- [Written instruction]: Copy all the data exactly, except the pictures.
+++ Records provided +++
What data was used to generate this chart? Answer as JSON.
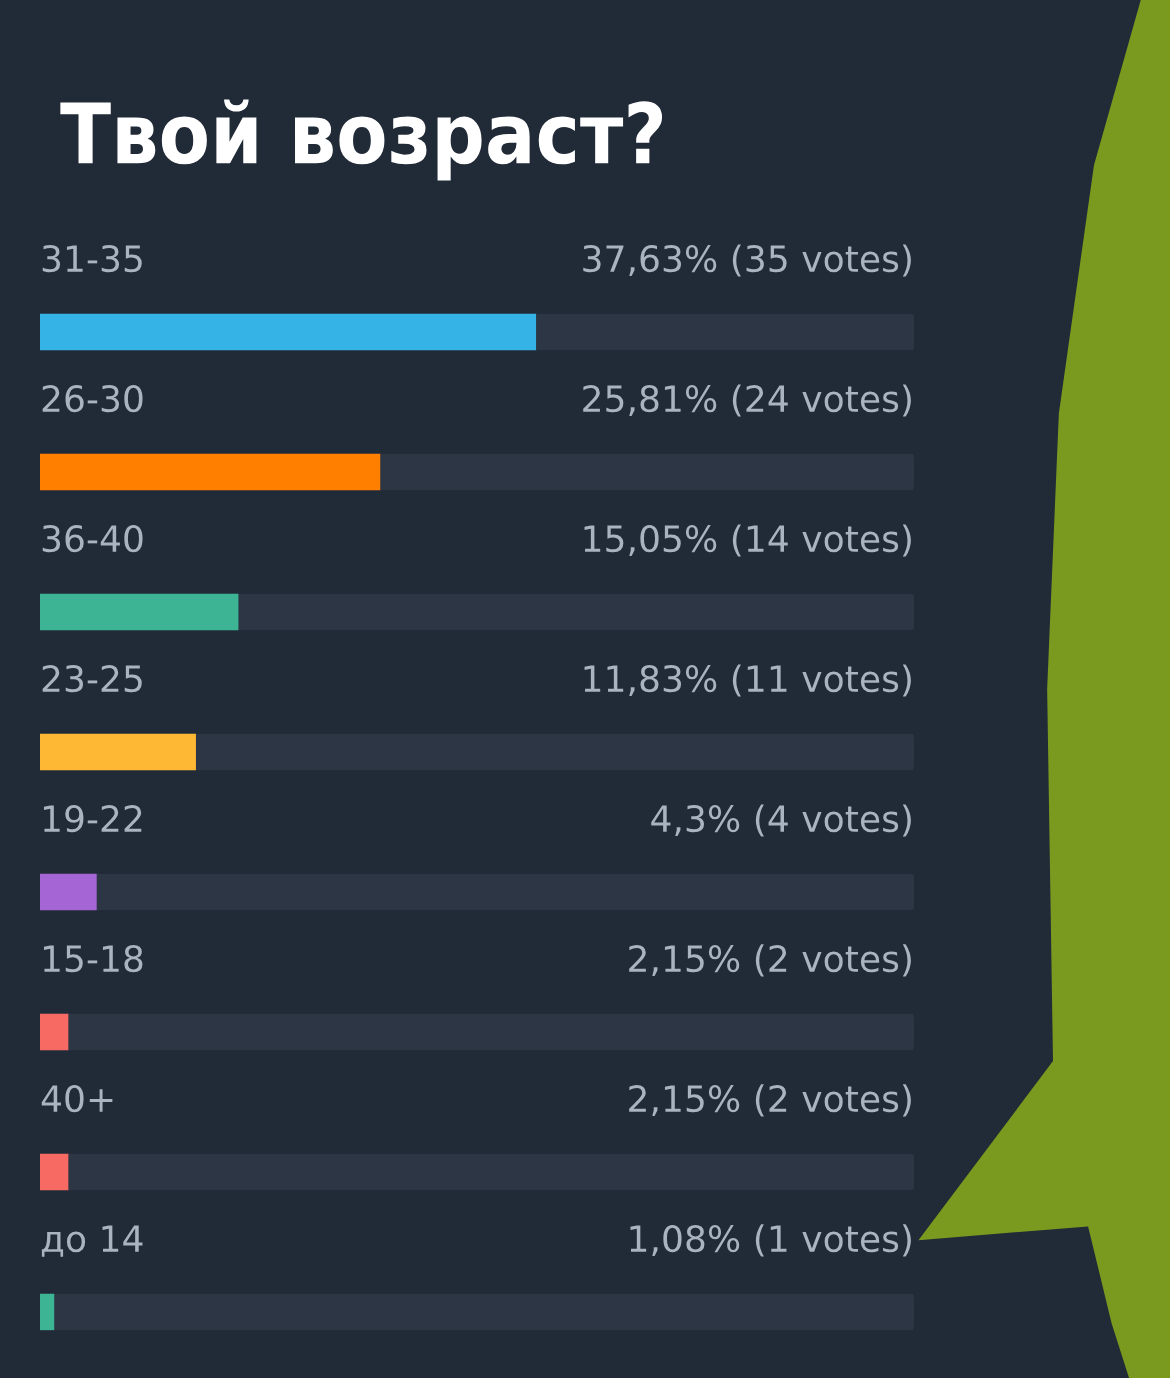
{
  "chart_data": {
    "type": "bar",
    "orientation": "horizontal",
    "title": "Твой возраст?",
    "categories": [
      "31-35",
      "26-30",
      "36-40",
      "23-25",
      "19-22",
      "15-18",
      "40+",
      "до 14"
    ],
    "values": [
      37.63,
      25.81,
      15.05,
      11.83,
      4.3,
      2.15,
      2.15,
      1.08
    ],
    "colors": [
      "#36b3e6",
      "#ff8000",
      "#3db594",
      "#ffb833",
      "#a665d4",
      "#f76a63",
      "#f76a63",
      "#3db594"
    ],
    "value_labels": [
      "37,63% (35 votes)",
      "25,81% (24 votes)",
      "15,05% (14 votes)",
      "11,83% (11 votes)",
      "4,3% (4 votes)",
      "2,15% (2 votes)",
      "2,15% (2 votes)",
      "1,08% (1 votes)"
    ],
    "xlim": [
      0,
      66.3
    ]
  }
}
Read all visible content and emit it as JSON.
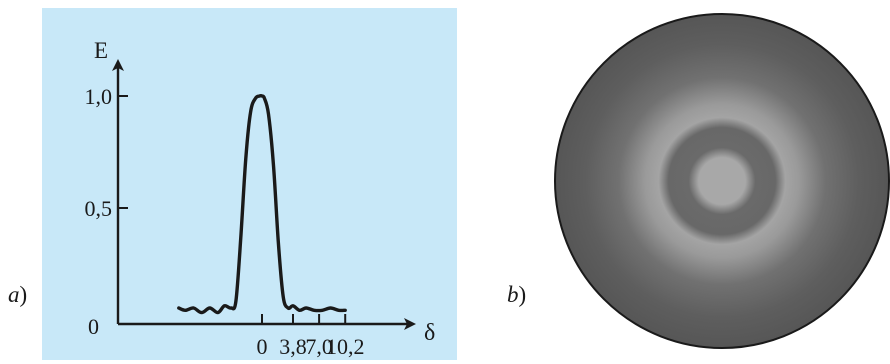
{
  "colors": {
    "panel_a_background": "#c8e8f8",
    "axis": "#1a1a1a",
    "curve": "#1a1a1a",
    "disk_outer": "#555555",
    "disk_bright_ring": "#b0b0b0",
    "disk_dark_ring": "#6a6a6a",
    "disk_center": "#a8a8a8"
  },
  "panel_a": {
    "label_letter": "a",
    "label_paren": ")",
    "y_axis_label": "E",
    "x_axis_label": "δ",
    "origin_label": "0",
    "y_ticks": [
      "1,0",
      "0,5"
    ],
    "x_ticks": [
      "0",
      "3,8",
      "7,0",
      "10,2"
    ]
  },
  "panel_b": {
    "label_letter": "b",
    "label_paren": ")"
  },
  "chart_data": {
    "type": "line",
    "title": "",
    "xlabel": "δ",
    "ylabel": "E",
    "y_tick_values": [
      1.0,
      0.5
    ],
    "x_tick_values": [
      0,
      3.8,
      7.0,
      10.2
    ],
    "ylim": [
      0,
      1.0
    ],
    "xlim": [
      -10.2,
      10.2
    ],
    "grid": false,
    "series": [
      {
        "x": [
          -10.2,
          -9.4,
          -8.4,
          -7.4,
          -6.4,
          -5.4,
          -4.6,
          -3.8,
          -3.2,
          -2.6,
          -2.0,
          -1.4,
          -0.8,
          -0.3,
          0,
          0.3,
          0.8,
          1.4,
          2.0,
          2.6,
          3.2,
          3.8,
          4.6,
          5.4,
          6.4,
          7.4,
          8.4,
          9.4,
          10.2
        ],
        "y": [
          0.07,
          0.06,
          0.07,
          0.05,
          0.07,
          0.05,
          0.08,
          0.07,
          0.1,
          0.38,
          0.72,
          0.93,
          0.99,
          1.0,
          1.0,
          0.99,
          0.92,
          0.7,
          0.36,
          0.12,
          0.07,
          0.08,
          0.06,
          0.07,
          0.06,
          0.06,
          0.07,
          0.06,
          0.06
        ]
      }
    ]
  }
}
+++
- [Written solution]:
What data was used to generate this chart? Answer as JSON.
{
  "chart_data": {
    "type": "bar",
    "orientation": "horizontal",
    "title": "Твой возраст?",
    "categories": [
      "31-35",
      "26-30",
      "36-40",
      "23-25",
      "19-22",
      "15-18",
      "40+",
      "до 14"
    ],
    "values": [
      37.63,
      25.81,
      15.05,
      11.83,
      4.3,
      2.15,
      2.15,
      1.08
    ],
    "colors": [
      "#36b3e6",
      "#ff8000",
      "#3db594",
      "#ffb833",
      "#a665d4",
      "#f76a63",
      "#f76a63",
      "#3db594"
    ],
    "value_labels": [
      "37,63% (35 votes)",
      "25,81% (24 votes)",
      "15,05% (14 votes)",
      "11,83% (11 votes)",
      "4,3% (4 votes)",
      "2,15% (2 votes)",
      "2,15% (2 votes)",
      "1,08% (1 votes)"
    ],
    "xlim": [
      0,
      66.3
    ]
  }
}
Read all visible content and emit it as JSON.
{
  "colors": {
    "panel_a_background": "#c8e8f8",
    "axis": "#1a1a1a",
    "curve": "#1a1a1a",
    "disk_outer": "#555555",
    "disk_bright_ring": "#b0b0b0",
    "disk_dark_ring": "#6a6a6a",
    "disk_center": "#a8a8a8"
  },
  "panel_a": {
    "label_letter": "a",
    "label_paren": ")",
    "y_axis_label": "E",
    "x_axis_label": "δ",
    "origin_label": "0",
    "y_ticks": [
      "1,0",
      "0,5"
    ],
    "x_ticks": [
      "0",
      "3,8",
      "7,0",
      "10,2"
    ]
  },
  "panel_b": {
    "label_letter": "b",
    "label_paren": ")"
  },
  "chart_data": {
    "type": "line",
    "title": "",
    "xlabel": "δ",
    "ylabel": "E",
    "y_tick_values": [
      1.0,
      0.5
    ],
    "x_tick_values": [
      0,
      3.8,
      7.0,
      10.2
    ],
    "ylim": [
      0,
      1.0
    ],
    "xlim": [
      -10.2,
      10.2
    ],
    "grid": false,
    "series": [
      {
        "x": [
          -10.2,
          -9.4,
          -8.4,
          -7.4,
          -6.4,
          -5.4,
          -4.6,
          -3.8,
          -3.2,
          -2.6,
          -2.0,
          -1.4,
          -0.8,
          -0.3,
          0,
          0.3,
          0.8,
          1.4,
          2.0,
          2.6,
          3.2,
          3.8,
          4.6,
          5.4,
          6.4,
          7.4,
          8.4,
          9.4,
          10.2
        ],
        "y": [
          0.07,
          0.06,
          0.07,
          0.05,
          0.07,
          0.05,
          0.08,
          0.07,
          0.1,
          0.38,
          0.72,
          0.93,
          0.99,
          1.0,
          1.0,
          0.99,
          0.92,
          0.7,
          0.36,
          0.12,
          0.07,
          0.08,
          0.06,
          0.07,
          0.06,
          0.06,
          0.07,
          0.06,
          0.06
        ]
      }
    ]
  }
}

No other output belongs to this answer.